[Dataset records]
※ ※ ※
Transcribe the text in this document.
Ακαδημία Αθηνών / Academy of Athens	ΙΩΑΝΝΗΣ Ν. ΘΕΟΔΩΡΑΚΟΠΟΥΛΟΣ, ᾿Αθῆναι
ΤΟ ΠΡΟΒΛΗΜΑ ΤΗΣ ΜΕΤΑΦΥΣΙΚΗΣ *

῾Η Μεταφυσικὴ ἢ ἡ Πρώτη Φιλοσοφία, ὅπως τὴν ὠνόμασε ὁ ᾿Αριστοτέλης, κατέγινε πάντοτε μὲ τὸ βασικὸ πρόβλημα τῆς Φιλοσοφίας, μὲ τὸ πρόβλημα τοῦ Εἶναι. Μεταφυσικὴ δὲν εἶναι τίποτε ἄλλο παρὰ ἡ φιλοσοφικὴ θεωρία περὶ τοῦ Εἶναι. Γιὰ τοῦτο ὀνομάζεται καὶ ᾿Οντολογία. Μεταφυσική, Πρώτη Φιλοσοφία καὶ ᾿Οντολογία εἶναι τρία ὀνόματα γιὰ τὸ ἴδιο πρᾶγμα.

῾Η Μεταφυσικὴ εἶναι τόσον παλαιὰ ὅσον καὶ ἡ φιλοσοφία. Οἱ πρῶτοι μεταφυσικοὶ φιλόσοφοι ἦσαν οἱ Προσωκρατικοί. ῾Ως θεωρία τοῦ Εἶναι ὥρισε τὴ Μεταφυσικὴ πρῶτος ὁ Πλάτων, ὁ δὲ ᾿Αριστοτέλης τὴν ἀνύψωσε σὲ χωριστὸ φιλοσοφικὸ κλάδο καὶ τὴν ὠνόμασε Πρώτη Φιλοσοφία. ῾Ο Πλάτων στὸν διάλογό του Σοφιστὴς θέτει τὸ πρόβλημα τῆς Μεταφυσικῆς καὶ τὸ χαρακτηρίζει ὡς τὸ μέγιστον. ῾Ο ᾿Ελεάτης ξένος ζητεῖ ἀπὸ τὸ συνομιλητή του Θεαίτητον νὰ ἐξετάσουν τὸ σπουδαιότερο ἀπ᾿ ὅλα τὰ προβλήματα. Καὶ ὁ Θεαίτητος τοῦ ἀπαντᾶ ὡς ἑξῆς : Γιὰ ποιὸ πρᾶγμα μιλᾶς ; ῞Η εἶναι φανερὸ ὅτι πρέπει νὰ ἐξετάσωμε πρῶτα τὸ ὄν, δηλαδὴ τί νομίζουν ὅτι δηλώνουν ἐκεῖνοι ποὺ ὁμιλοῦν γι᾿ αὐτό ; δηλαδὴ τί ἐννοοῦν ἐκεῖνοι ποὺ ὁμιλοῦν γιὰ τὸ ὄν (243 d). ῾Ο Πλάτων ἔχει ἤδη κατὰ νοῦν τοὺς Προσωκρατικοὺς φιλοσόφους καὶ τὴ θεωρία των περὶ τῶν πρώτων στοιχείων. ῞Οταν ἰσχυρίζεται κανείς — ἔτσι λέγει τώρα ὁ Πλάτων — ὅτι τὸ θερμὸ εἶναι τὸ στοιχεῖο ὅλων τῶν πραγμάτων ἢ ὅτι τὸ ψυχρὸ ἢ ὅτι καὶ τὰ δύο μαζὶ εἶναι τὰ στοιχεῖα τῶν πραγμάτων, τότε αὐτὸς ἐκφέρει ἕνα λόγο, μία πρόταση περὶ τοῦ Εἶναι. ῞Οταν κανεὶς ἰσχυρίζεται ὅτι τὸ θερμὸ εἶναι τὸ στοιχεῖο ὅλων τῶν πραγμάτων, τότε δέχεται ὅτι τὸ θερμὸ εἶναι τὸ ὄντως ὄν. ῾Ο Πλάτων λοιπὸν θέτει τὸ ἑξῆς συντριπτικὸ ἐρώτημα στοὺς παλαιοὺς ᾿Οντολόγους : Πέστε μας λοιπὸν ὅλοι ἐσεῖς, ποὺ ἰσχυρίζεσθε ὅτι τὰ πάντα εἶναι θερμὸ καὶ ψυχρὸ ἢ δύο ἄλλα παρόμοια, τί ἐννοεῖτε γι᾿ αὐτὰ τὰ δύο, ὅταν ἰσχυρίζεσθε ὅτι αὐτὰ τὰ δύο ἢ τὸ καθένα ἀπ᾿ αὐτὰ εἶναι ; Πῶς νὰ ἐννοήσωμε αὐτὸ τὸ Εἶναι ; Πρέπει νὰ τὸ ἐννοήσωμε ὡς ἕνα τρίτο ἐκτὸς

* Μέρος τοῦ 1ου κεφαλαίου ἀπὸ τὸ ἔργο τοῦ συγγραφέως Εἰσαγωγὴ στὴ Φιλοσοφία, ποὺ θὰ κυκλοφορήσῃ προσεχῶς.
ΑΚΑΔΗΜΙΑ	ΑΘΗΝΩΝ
※ ※ ※
__PROBLEM DETAILS__.
Retype all of the entries precisely as they are.

__OUTPUT BELOW__.
Transcribe the text in this document.
Ακαδημία Αθηνών / Academy of Athens	ΙΩΑΝΝΗΣ Ν. ΘΕΟΔΩΡΑΚΟΠΟΥΛΟΣ, ᾿Αθῆναι
ΤΟ ΠΡΟΒΛΗΜΑ ΤΗΣ ΜΕΤΑΦΥΣΙΚΗΣ *

῾Η Μεταφυσικὴ ἢ ἡ Πρώτη Φιλοσοφία, ὅπως τὴν ὠνόμασε ὁ ᾿Αριστοτέλης, κατέγινε πάντοτε μὲ τὸ βασικὸ πρόβλημα τῆς Φιλοσοφίας, μὲ τὸ πρόβλημα τοῦ Εἶναι. Μεταφυσικὴ δὲν εἶναι τίποτε ἄλλο παρὰ ἡ φιλοσοφικὴ θεωρία περὶ τοῦ Εἶναι. Γιὰ τοῦτο ὀνομάζεται καὶ ᾿Οντολογία. Μεταφυσική, Πρώτη Φιλοσοφία καὶ ᾿Οντολογία εἶναι τρία ὀνόματα γιὰ τὸ ἴδιο πρᾶγμα.

῾Η Μεταφυσικὴ εἶναι τόσον παλαιὰ ὅσον καὶ ἡ φιλοσοφία. Οἱ πρῶτοι μεταφυσικοὶ φιλόσοφοι ἦσαν οἱ Προσωκρατικοί. ῾Ως θεωρία τοῦ Εἶναι ὥρισε τὴ Μεταφυσικὴ πρῶτος ὁ Πλάτων, ὁ δὲ ᾿Αριστοτέλης τὴν ἀνύψωσε σὲ χωριστὸ φιλοσοφικὸ κλάδο καὶ τὴν ὠνόμασε Πρώτη Φιλοσοφία. ῾Ο Πλάτων στὸν διάλογό του Σοφιστὴς θέτει τὸ πρόβλημα τῆς Μεταφυσικῆς καὶ τὸ χαρακτηρίζει ὡς τὸ μέγιστον. ῾Ο ᾿Ελεάτης ξένος ζητεῖ ἀπὸ τὸ συνομιλητή του Θεαίτητον νὰ ἐξετάσουν τὸ σπουδαιότερο ἀπ᾿ ὅλα τὰ προβλήματα. Καὶ ὁ Θεαίτητος τοῦ ἀπαντᾶ ὡς ἑξῆς : Γιὰ ποιὸ πρᾶγμα μιλᾶς ; ῞Η εἶναι φανερὸ ὅτι πρέπει νὰ ἐξετάσωμε πρῶτα τὸ ὄν, δηλαδὴ τί νομίζουν ὅτι δηλώνουν ἐκεῖνοι ποὺ ὁμιλοῦν γι᾿ αὐτό ; δηλαδὴ τί ἐννοοῦν ἐκεῖνοι ποὺ ὁμιλοῦν γιὰ τὸ ὄν (243 d). ῾Ο Πλάτων ἔχει ἤδη κατὰ νοῦν τοὺς Προσωκρατικοὺς φιλοσόφους καὶ τὴ θεωρία των περὶ τῶν πρώτων στοιχείων. ῞Οταν ἰσχυρίζεται κανείς — ἔτσι λέγει τώρα ὁ Πλάτων — ὅτι τὸ θερμὸ εἶναι τὸ στοιχεῖο ὅλων τῶν πραγμάτων ἢ ὅτι τὸ ψυχρὸ ἢ ὅτι καὶ τὰ δύο μαζὶ εἶναι τὰ στοιχεῖα τῶν πραγμάτων, τότε αὐτὸς ἐκφέρει ἕνα λόγο, μία πρόταση περὶ τοῦ Εἶναι. ῞Οταν κανεὶς ἰσχυρίζεται ὅτι τὸ θερμὸ εἶναι τὸ στοιχεῖο ὅλων τῶν πραγμάτων, τότε δέχεται ὅτι τὸ θερμὸ εἶναι τὸ ὄντως ὄν. ῾Ο Πλάτων λοιπὸν θέτει τὸ ἑξῆς συντριπτικὸ ἐρώτημα στοὺς παλαιοὺς ᾿Οντολόγους : Πέστε μας λοιπὸν ὅλοι ἐσεῖς, ποὺ ἰσχυρίζεσθε ὅτι τὰ πάντα εἶναι θερμὸ καὶ ψυχρὸ ἢ δύο ἄλλα παρόμοια, τί ἐννοεῖτε γι᾿ αὐτὰ τὰ δύο, ὅταν ἰσχυρίζεσθε ὅτι αὐτὰ τὰ δύο ἢ τὸ καθένα ἀπ᾿ αὐτὰ εἶναι ; Πῶς νὰ ἐννοήσωμε αὐτὸ τὸ Εἶναι ; Πρέπει νὰ τὸ ἐννοήσωμε ὡς ἕνα τρίτο ἐκτὸς

* Μέρος τοῦ 1ου κεφαλαίου ἀπὸ τὸ ἔργο τοῦ συγγραφέως Εἰσαγωγὴ στὴ Φιλοσοφία, ποὺ θὰ κυκλοφορήσῃ προσεχῶς.
ΑΚΑΔΗΜΙΑ	ΑΘΗΝΩΝ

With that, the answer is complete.